====== ITEMS ======

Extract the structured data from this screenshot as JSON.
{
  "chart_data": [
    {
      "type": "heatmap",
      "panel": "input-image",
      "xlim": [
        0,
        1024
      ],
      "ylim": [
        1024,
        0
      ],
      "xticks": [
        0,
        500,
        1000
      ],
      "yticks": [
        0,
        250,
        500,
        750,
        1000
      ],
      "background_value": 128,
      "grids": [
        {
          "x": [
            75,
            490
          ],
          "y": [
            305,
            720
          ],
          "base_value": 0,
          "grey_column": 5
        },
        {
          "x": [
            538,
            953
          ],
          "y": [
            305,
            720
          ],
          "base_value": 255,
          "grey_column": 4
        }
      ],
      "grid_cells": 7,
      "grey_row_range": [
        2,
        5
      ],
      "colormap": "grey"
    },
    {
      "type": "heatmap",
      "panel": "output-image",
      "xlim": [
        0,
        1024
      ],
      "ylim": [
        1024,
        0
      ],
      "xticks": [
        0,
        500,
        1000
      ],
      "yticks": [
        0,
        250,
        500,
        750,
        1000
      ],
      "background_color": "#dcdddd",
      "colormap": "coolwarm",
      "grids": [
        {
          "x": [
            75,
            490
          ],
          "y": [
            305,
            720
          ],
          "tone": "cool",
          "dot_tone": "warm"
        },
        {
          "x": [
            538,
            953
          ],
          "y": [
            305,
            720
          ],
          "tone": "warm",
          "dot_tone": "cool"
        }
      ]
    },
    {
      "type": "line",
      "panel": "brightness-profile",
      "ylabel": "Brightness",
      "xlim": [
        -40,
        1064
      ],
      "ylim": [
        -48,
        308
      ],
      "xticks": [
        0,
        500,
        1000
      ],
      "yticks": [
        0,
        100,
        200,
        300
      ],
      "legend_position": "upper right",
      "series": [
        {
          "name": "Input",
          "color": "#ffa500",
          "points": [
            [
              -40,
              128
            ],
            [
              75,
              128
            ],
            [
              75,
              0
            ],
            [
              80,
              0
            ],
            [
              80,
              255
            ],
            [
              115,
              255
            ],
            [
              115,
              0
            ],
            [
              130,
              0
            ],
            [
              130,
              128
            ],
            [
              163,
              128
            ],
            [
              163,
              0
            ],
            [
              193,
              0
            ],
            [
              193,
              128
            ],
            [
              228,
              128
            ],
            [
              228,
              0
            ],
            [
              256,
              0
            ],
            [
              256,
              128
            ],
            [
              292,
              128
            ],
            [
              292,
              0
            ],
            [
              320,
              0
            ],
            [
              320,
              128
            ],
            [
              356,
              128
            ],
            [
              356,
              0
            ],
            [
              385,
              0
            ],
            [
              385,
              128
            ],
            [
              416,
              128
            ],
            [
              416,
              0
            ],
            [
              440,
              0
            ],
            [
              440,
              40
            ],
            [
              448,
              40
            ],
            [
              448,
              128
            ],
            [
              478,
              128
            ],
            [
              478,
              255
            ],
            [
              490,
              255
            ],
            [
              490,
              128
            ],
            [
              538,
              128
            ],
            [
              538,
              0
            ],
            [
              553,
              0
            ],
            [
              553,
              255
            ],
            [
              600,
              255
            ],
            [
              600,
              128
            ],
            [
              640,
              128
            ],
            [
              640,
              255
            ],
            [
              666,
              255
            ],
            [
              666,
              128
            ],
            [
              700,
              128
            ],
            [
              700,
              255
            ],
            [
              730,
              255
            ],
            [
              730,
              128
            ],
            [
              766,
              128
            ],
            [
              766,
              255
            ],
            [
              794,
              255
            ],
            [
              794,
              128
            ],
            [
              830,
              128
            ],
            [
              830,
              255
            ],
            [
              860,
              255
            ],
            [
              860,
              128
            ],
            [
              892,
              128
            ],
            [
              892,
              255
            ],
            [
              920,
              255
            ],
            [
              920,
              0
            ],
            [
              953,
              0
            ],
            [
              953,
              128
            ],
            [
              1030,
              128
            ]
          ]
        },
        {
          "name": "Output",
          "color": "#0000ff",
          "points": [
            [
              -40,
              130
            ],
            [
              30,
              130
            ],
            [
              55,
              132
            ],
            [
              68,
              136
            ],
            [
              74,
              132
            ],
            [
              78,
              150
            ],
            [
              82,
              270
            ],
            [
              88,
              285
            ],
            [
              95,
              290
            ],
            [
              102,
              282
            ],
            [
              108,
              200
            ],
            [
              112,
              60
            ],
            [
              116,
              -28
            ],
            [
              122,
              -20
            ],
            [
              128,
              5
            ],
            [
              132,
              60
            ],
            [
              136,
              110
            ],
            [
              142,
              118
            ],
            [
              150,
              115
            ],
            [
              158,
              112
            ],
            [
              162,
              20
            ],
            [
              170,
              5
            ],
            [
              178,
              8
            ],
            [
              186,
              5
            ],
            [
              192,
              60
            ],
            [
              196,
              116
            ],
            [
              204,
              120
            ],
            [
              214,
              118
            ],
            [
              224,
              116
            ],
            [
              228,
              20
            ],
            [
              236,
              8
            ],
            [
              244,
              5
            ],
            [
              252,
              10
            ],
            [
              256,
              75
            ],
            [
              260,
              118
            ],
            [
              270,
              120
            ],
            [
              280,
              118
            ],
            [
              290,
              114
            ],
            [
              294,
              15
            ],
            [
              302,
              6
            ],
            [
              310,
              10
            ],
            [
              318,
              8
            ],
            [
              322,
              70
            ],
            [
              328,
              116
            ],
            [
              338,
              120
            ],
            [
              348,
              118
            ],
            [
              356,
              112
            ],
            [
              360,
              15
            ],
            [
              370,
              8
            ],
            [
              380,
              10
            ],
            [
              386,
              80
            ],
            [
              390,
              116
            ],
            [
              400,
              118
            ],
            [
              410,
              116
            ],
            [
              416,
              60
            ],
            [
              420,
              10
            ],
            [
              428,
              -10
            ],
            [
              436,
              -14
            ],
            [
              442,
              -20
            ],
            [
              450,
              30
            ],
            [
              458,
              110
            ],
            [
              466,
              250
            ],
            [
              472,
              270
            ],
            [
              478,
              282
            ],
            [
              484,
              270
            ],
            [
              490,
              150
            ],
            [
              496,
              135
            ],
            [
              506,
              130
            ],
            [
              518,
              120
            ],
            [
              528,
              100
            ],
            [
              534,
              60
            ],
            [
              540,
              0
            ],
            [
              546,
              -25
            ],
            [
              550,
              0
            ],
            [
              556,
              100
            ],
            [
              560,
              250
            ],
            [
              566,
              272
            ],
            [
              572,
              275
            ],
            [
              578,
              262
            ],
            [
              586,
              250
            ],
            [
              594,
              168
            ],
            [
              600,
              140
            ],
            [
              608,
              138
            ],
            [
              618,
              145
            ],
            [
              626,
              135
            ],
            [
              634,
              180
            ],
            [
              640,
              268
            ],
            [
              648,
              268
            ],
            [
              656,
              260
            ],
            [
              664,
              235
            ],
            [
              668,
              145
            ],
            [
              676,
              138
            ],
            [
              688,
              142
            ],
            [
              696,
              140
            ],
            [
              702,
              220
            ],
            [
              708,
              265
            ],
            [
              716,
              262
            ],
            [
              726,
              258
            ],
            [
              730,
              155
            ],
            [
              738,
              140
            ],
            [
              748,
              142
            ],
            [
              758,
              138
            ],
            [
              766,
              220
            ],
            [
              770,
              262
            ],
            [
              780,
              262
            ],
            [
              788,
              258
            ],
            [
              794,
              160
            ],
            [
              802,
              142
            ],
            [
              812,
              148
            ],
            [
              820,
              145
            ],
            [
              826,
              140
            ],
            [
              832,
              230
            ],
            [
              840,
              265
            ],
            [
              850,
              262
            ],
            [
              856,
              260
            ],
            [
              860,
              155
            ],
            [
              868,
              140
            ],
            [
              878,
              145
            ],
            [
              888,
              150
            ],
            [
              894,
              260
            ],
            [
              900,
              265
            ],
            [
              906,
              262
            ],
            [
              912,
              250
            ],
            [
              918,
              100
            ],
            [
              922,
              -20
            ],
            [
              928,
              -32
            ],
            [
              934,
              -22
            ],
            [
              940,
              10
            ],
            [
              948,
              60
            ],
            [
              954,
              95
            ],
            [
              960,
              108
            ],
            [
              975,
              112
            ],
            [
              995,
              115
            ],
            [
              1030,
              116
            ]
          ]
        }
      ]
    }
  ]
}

======

EXERCISE GOAL:
Report only a number: how many lines in the material above contain the string "image".

OUTPUT BELOW:
2